Omit every picture and write out the rest of the records exactly.

+++ Material for this exercise

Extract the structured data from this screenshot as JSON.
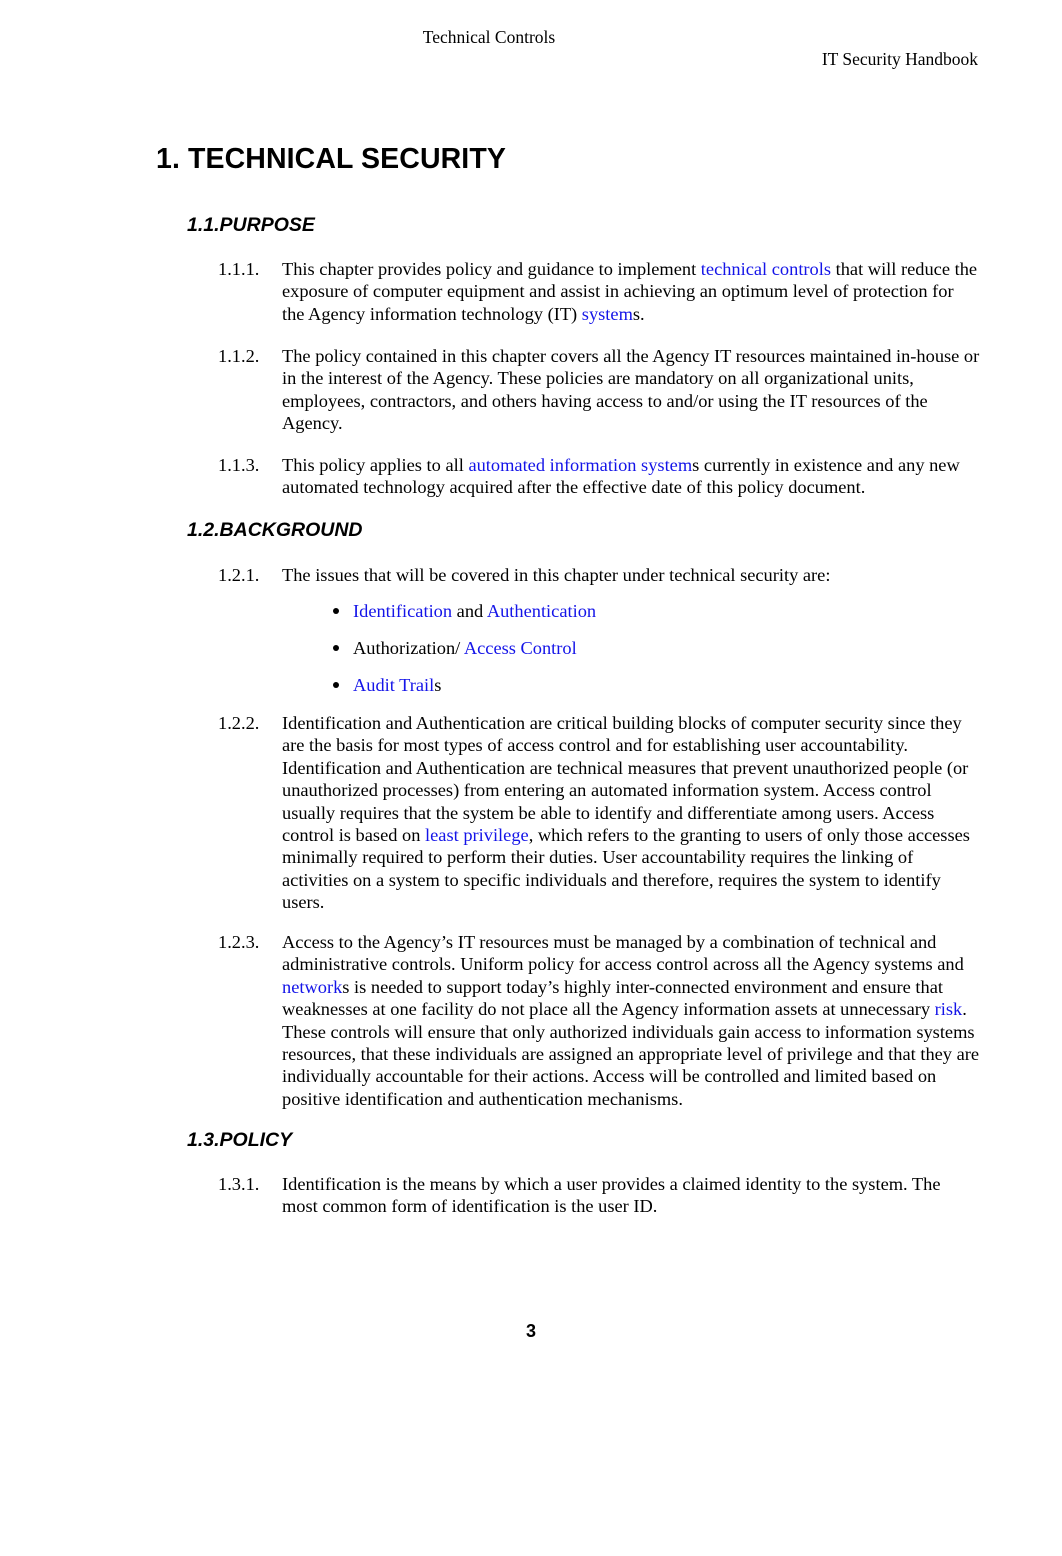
{
  "document": {
    "header": {
      "running_title": "Technical Controls",
      "handbook_title": "IT Security Handbook"
    },
    "footer": {
      "page_number": "3"
    },
    "chapter_title": "1. TECHNICAL SECURITY",
    "link_color": "#1414e8",
    "text_color": "#000000",
    "background_color": "#ffffff",
    "sections": {
      "purpose": {
        "heading": "1.1.PURPOSE",
        "clauses": [
          {
            "number": "1.1.1.",
            "segments": [
              {
                "text": "This chapter provides policy and guidance to implement ",
                "link": false
              },
              {
                "text": "technical controls",
                "link": true
              },
              {
                "text": " that will reduce the exposure of computer equipment and assist in achieving an optimum level of protection for the Agency information technology (IT) ",
                "link": false
              },
              {
                "text": "system",
                "link": true
              },
              {
                "text": "s.",
                "link": false
              }
            ]
          },
          {
            "number": "1.1.2.",
            "segments": [
              {
                "text": "The policy contained in this chapter covers all the Agency IT resources maintained in-house or in the interest of the Agency.  These policies are mandatory on all organizational units, employees, contractors, and others having access to and/or using the IT resources of the Agency.",
                "link": false
              }
            ]
          },
          {
            "number": "1.1.3.",
            "segments": [
              {
                "text": "This policy applies to all ",
                "link": false
              },
              {
                "text": "automated information system",
                "link": true
              },
              {
                "text": "s currently in existence and any new automated technology acquired after the effective date of this policy document.",
                "link": false
              }
            ]
          }
        ]
      },
      "background": {
        "heading": "1.2.BACKGROUND",
        "clauses": [
          {
            "number": "1.2.1.",
            "segments": [
              {
                "text": "The issues that will be covered in this chapter under technical security are:",
                "link": false
              }
            ]
          },
          {
            "number": "1.2.2.",
            "segments": [
              {
                "text": "Identification and Authentication are critical building blocks of computer security since they are the basis for most types of access control and for establishing user accountability.  Identification and Authentication are technical measures that prevent unauthorized people (or unauthorized processes) from entering an automated information system.  Access control usually requires that the system be able to identify and differentiate among users.  Access control is based on ",
                "link": false
              },
              {
                "text": "least privilege",
                "link": true
              },
              {
                "text": ", which refers to the granting to users of only those accesses minimally required to perform their duties.  User accountability requires the linking of activities on a system to specific individuals and therefore, requires the system to identify users.",
                "link": false
              }
            ]
          },
          {
            "number": "1.2.3.",
            "segments": [
              {
                "text": "Access to the Agency’s IT resources must be managed by a combination of technical and administrative controls.  Uniform policy for access control across all the Agency systems and ",
                "link": false
              },
              {
                "text": "network",
                "link": true
              },
              {
                "text": "s is needed to support today’s highly inter-connected environment and ensure that weaknesses at one facility do not place all the Agency information assets at unnecessary ",
                "link": false
              },
              {
                "text": "risk",
                "link": true
              },
              {
                "text": ".  These controls will ensure that only authorized individuals gain access to information systems resources, that these individuals are assigned an appropriate level of privilege and that they are individually accountable for their actions.  Access will be controlled and limited based on positive identification and authentication mechanisms.",
                "link": false
              }
            ]
          }
        ],
        "bullets": [
          {
            "segments": [
              {
                "text": "Identification",
                "link": true
              },
              {
                "text": " and ",
                "link": false
              },
              {
                "text": "Authentication",
                "link": true
              }
            ]
          },
          {
            "segments": [
              {
                "text": "Authorization/ ",
                "link": false
              },
              {
                "text": "Access Control",
                "link": true
              }
            ]
          },
          {
            "segments": [
              {
                "text": "Audit Trail",
                "link": true
              },
              {
                "text": "s",
                "link": false
              }
            ]
          }
        ]
      },
      "policy": {
        "heading": "1.3.POLICY",
        "clauses": [
          {
            "number": "1.3.1.",
            "segments": [
              {
                "text": "Identification is the means by which a user provides a claimed identity to the system.  The most common form of identification is the user ID.",
                "link": false
              }
            ]
          }
        ]
      }
    }
  }
}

++++++

→ **Answer in full**
Extract the structured data from this screenshot as JSON.
{
  "document": {
    "header": {
      "running_title": "Technical Controls",
      "handbook_title": "IT Security Handbook"
    },
    "footer": {
      "page_number": "3"
    },
    "chapter_title": "1. TECHNICAL SECURITY",
    "link_color": "#1414e8",
    "text_color": "#000000",
    "background_color": "#ffffff",
    "sections": {
      "purpose": {
        "heading": "1.1.PURPOSE",
        "clauses": [
          {
            "number": "1.1.1.",
            "segments": [
              {
                "text": "This chapter provides policy and guidance to implement ",
                "link": false
              },
              {
                "text": "technical controls",
                "link": true
              },
              {
                "text": " that will reduce the exposure of computer equipment and assist in achieving an optimum level of protection for the Agency information technology (IT) ",
                "link": false
              },
              {
                "text": "system",
                "link": true
              },
              {
                "text": "s.",
                "link": false
              }
            ]
          },
          {
            "number": "1.1.2.",
            "segments": [
              {
                "text": "The policy contained in this chapter covers all the Agency IT resources maintained in-house or in the interest of the Agency.  These policies are mandatory on all organizational units, employees, contractors, and others having access to and/or using the IT resources of the Agency.",
                "link": false
              }
            ]
          },
          {
            "number": "1.1.3.",
            "segments": [
              {
                "text": "This policy applies to all ",
                "link": false
              },
              {
                "text": "automated information system",
                "link": true
              },
              {
                "text": "s currently in existence and any new automated technology acquired after the effective date of this policy document.",
                "link": false
              }
            ]
          }
        ]
      },
      "background": {
        "heading": "1.2.BACKGROUND",
        "clauses": [
          {
            "number": "1.2.1.",
            "segments": [
              {
                "text": "The issues that will be covered in this chapter under technical security are:",
                "link": false
              }
            ]
          },
          {
            "number": "1.2.2.",
            "segments": [
              {
                "text": "Identification and Authentication are critical building blocks of computer security since they are the basis for most types of access control and for establishing user accountability.  Identification and Authentication are technical measures that prevent unauthorized people (or unauthorized processes) from entering an automated information system.  Access control usually requires that the system be able to identify and differentiate among users.  Access control is based on ",
                "link": false
              },
              {
                "text": "least privilege",
                "link": true
              },
              {
                "text": ", which refers to the granting to users of only those accesses minimally required to perform their duties.  User accountability requires the linking of activities on a system to specific individuals and therefore, requires the system to identify users.",
                "link": false
              }
            ]
          },
          {
            "number": "1.2.3.",
            "segments": [
              {
                "text": "Access to the Agency’s IT resources must be managed by a combination of technical and administrative controls.  Uniform policy for access control across all the Agency systems and ",
                "link": false
              },
              {
                "text": "network",
                "link": true
              },
              {
                "text": "s is needed to support today’s highly inter-connected environment and ensure that weaknesses at one facility do not place all the Agency information assets at unnecessary ",
                "link": false
              },
              {
                "text": "risk",
                "link": true
              },
              {
                "text": ".  These controls will ensure that only authorized individuals gain access to information systems resources, that these individuals are assigned an appropriate level of privilege and that they are individually accountable for their actions.  Access will be controlled and limited based on positive identification and authentication mechanisms.",
                "link": false
              }
            ]
          }
        ],
        "bullets": [
          {
            "segments": [
              {
                "text": "Identification",
                "link": true
              },
              {
                "text": " and ",
                "link": false
              },
              {
                "text": "Authentication",
                "link": true
              }
            ]
          },
          {
            "segments": [
              {
                "text": "Authorization/ ",
                "link": false
              },
              {
                "text": "Access Control",
                "link": true
              }
            ]
          },
          {
            "segments": [
              {
                "text": "Audit Trail",
                "link": true
              },
              {
                "text": "s",
                "link": false
              }
            ]
          }
        ]
      },
      "policy": {
        "heading": "1.3.POLICY",
        "clauses": [
          {
            "number": "1.3.1.",
            "segments": [
              {
                "text": "Identification is the means by which a user provides a claimed identity to the system.  The most common form of identification is the user ID.",
                "link": false
              }
            ]
          }
        ]
      }
    }
  }
}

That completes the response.